▸ **Stated goal**
Locate the string "Accessibility" throughout the material and copy every line in which it occurs.

------------------------------

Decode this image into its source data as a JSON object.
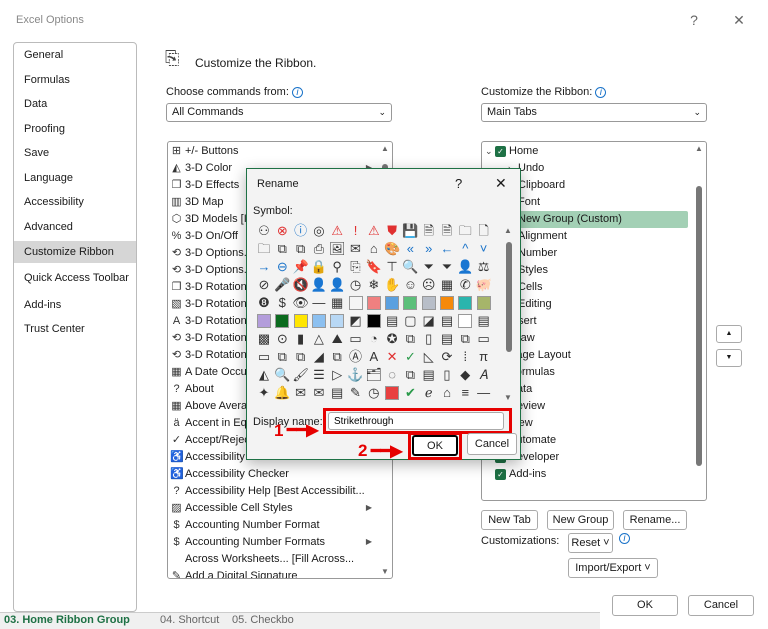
{
  "window": {
    "title": "Excel Options",
    "help": "?",
    "close": "✕"
  },
  "nav": [
    "General",
    "Formulas",
    "Data",
    "Proofing",
    "Save",
    "Language",
    "Accessibility",
    "Advanced",
    "Customize Ribbon",
    "Quick Access Toolbar",
    "Add-ins",
    "Trust Center"
  ],
  "nav_selected": 8,
  "header": {
    "title": "Customize the Ribbon."
  },
  "left": {
    "label": "Choose commands from:",
    "value": "All Commands",
    "items": [
      {
        "icon": "⊞",
        "label": "+/- Buttons"
      },
      {
        "icon": "◭",
        "label": "3-D Color",
        "sub": true
      },
      {
        "icon": "❐",
        "label": "3-D Effects"
      },
      {
        "icon": "▥",
        "label": "3D Map"
      },
      {
        "icon": "⬡",
        "label": "3D Models [Insert 3D Model]"
      },
      {
        "icon": "%",
        "label": "3-D On/Off"
      },
      {
        "icon": "⟲",
        "label": "3-D Options..."
      },
      {
        "icon": "⟲",
        "label": "3-D Options..."
      },
      {
        "icon": "❐",
        "label": "3-D Rotation"
      },
      {
        "icon": "▧",
        "label": "3-D Rotation"
      },
      {
        "icon": "A",
        "label": "3-D Rotation"
      },
      {
        "icon": "⟲",
        "label": "3-D Rotation"
      },
      {
        "icon": "⟲",
        "label": "3-D Rotation"
      },
      {
        "icon": "▦",
        "label": "A Date Occurring..."
      },
      {
        "icon": "?",
        "label": "About"
      },
      {
        "icon": "▦",
        "label": "Above Average..."
      },
      {
        "icon": "ä",
        "label": "Accent in Equation"
      },
      {
        "icon": "✓",
        "label": "Accept/Reject Changes"
      },
      {
        "icon": "♿",
        "label": "Accessibility"
      },
      {
        "icon": "♿",
        "label": "Accessibility Checker"
      },
      {
        "icon": "?",
        "label": "Accessibility Help [Best Accessibilit..."
      },
      {
        "icon": "▨",
        "label": "Accessible Cell Styles",
        "sub": true
      },
      {
        "icon": "$",
        "label": "Accounting Number Format"
      },
      {
        "icon": "$",
        "label": "Accounting Number Formats",
        "sub": true
      },
      {
        "icon": "",
        "label": "Across Worksheets... [Fill Across..."
      },
      {
        "icon": "✎",
        "label": "Add a Digital Signature"
      }
    ]
  },
  "right": {
    "label": "Customize the Ribbon:",
    "value": "Main Tabs",
    "items": [
      {
        "label": "Home",
        "level": 0,
        "check": true,
        "tw": "⌄"
      },
      {
        "label": "Undo",
        "level": 1,
        "tw": "›"
      },
      {
        "label": "Clipboard",
        "level": 1,
        "tw": "›"
      },
      {
        "label": "Font",
        "level": 1,
        "tw": "›"
      },
      {
        "label": "New Group (Custom)",
        "level": 1,
        "sel": true
      },
      {
        "label": "Alignment",
        "level": 1,
        "tw": "›"
      },
      {
        "label": "Number",
        "level": 1,
        "tw": "›"
      },
      {
        "label": "Styles",
        "level": 1,
        "tw": "›"
      },
      {
        "label": "Cells",
        "level": 1,
        "tw": "›"
      },
      {
        "label": "Editing",
        "level": 1,
        "tw": "›"
      },
      {
        "label": "Insert",
        "level": 0,
        "check": true,
        "tw": "›"
      },
      {
        "label": "Draw",
        "level": 0,
        "check": true,
        "tw": "›"
      },
      {
        "label": "Page Layout",
        "level": 0,
        "check": true,
        "tw": "›"
      },
      {
        "label": "Formulas",
        "level": 0,
        "check": true,
        "tw": "›"
      },
      {
        "label": "Data",
        "level": 0,
        "check": true,
        "tw": "›"
      },
      {
        "label": "Review",
        "level": 0,
        "check": true,
        "tw": "›"
      },
      {
        "label": "View",
        "level": 0,
        "check": true,
        "tw": "›"
      },
      {
        "label": "Automate",
        "level": 0,
        "check": true,
        "tw": "›"
      },
      {
        "label": "Developer",
        "level": 0,
        "check": true,
        "tw": "›"
      },
      {
        "label": "Add-ins",
        "level": 0,
        "check": true,
        "tw": ""
      }
    ],
    "new_tab": "New Tab",
    "new_group": "New Group",
    "rename": "Rename...",
    "customizations": "Customizations:",
    "reset": "Reset ˅",
    "import_export": "Import/Export ˅"
  },
  "footer": {
    "ok": "OK",
    "cancel": "Cancel"
  },
  "rename": {
    "title": "Rename",
    "help": "?",
    "close": "✕",
    "symbol_label": "Symbol:",
    "display_name_label": "Display name:",
    "display_name_value": "Strikethrough",
    "ok": "OK",
    "cancel": "Cancel",
    "symbols": [
      "⚇",
      "⊗",
      "ⓘ",
      "◎",
      "⚠",
      "!",
      "⚠",
      "⛊",
      "💾",
      "🗎",
      "🗎",
      "🗀",
      "🗋",
      "🗀",
      "⧉",
      "⧉",
      "⎙",
      "🖼",
      "✉",
      "⌂",
      "🎨",
      "«",
      "»",
      "←",
      "^",
      "˅",
      "→",
      "⊖",
      "📌",
      "🔒",
      "⚲",
      "⎘",
      "🔖",
      "⊤",
      "🔍",
      "⏷",
      "⏷",
      "👤",
      "⚖",
      "⊘",
      "🎤",
      "🔇",
      "👤",
      "👤",
      "◷",
      "❄",
      "✋",
      "☺",
      "☹",
      "▦",
      "✆",
      "🐖",
      "❽",
      "$",
      "👁",
      "—",
      "▦",
      "#f5f5f5",
      "#f08080",
      "#5aa0e0",
      "#5cbf7a",
      "#b8bec8",
      "#f5890a",
      "#2bb5ad",
      "#a6b56a",
      "#b39ddb",
      "#0b6b1e",
      "#ffe600",
      "#8cc0f0",
      "#b8d8f5",
      "◩",
      "#000000",
      "▤",
      "▢",
      "◪",
      "▤",
      "#ffffff",
      "▤",
      "▩",
      "⊙",
      "▮",
      "△",
      "⛰",
      "▭",
      "◔",
      "✪",
      "⧉",
      "▯",
      "▤",
      "⧉",
      "▭",
      "▭",
      "⧉",
      "⧉",
      "◢",
      "⧉",
      "Ⓐ",
      "A",
      "✕",
      "✓",
      "◺",
      "⟳",
      "⁞",
      "π",
      "◭",
      "🔍",
      "🖌",
      "☰",
      "▷",
      "⚓",
      "🗂",
      "◌",
      "⧉",
      "▤",
      "▯",
      "◆",
      "𝐴",
      "✦",
      "🔔",
      "✉",
      "✉",
      "▤",
      "✎",
      "◷",
      "#e84040",
      "✔",
      "ℯ",
      "⌂",
      "≡",
      "—"
    ],
    "annotation_1": "1",
    "annotation_2": "2"
  },
  "sheet_tabs": [
    "03. Home Ribbon Group",
    "04. Shortcut",
    "05. Checkbo"
  ]
}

------------------------------

▸ **Exercise answer**
    "Accessibility",
        "label": "Accessibility"
        "label": "Accessibility Checker"
        "label": "Accessibility Help [Best Accessibilit..."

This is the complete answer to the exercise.